▶ [Data listing]:

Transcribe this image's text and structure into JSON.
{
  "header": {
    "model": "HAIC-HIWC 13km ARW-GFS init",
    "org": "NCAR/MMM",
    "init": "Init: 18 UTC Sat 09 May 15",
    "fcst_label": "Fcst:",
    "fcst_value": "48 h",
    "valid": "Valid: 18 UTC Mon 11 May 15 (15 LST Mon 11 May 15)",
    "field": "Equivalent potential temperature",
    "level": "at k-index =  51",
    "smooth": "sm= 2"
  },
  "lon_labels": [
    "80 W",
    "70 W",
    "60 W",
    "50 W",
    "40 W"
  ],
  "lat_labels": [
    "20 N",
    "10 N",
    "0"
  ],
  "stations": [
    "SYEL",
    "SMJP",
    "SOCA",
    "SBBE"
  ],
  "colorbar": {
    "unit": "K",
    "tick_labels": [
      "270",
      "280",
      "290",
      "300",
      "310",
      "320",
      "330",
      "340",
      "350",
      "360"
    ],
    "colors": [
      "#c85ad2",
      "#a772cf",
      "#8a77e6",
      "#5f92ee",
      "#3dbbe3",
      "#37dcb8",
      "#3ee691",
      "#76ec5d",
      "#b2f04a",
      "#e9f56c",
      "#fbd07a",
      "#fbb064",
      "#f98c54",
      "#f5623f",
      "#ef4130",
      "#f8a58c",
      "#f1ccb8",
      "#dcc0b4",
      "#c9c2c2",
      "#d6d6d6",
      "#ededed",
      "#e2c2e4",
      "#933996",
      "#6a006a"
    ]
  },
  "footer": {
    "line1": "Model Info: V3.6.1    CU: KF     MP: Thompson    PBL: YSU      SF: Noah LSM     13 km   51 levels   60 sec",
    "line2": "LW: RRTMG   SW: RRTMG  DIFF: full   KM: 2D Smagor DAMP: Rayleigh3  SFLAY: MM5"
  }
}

▶ [Exercise]:
From the records above, pick out and copy each line holding the word "init".

▶ [Written solution]:
    "model": "HAIC-HIWC 13km ARW-GFS init",
    "init": "Init: 18 UTC Sat 09 May 15",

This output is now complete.